EXERCISE GOAL>
Pictures don't belong in the copy; print all the records exactly.

--- DATA ENTRIES ---

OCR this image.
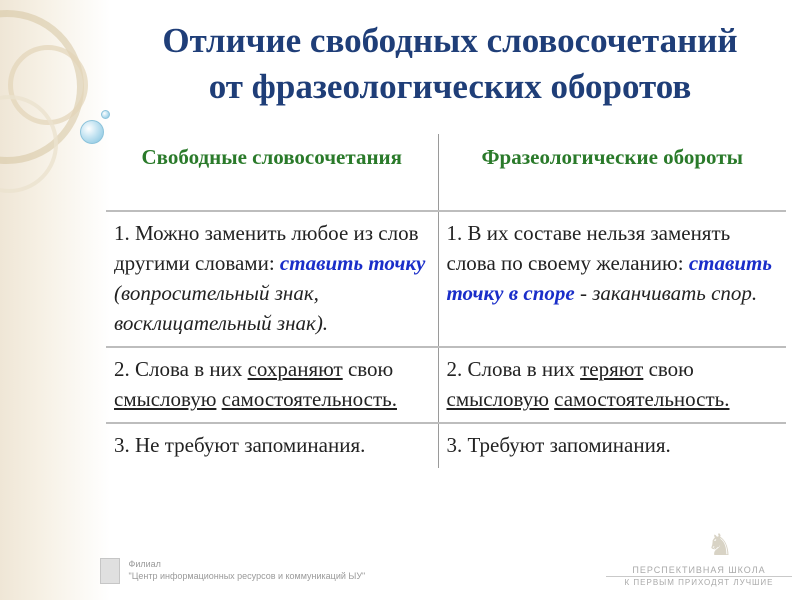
Отличие свободных словосочетаний
от фразеологических оборотов
Свободные словосочетания	Фразеологические обороты
1. Можно заменить любое из слов другими словами: ставить точку (вопросительный знак, восклицательный знак).	1. В их составе нельзя заменять слова по своему желанию: ставить точку в споре - заканчивать спор.
2. Слова в них сохраняют свою смысловую самостоятельность.	2. Слова в них теряют свою смысловую самостоятельность.
3. Не требуют запоминания.	3. Требуют запоминания.
Филиал
"Центр информационных ресурсов и коммуникаций ЫУ"
♞
ПЕРСПЕКТИВНАЯ ШКОЛА
К ПЕРВЫМ ПРИХОДЯТ ЛУЧШИЕ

---

SOLUTION TO THIS TASK>
OCR this image.
Отличие свободных словосочетаний
от фразеологических оборотов
Свободные словосочетания	Фразеологические обороты
1. Можно заменить любое из слов другими словами: ставить точку (вопросительный знак, восклицательный знак).	1. В их составе нельзя заменять слова по своему желанию: ставить точку в споре - заканчивать спор.
2. Слова в них сохраняют свою смысловую самостоятельность.	2. Слова в них теряют свою смысловую самостоятельность.
3. Не требуют запоминания.	3. Требуют запоминания.
Филиал
"Центр информационных ресурсов и коммуникаций ЫУ"
♞
ПЕРСПЕКТИВНАЯ ШКОЛА
К ПЕРВЫМ ПРИХОДЯТ ЛУЧШИЕ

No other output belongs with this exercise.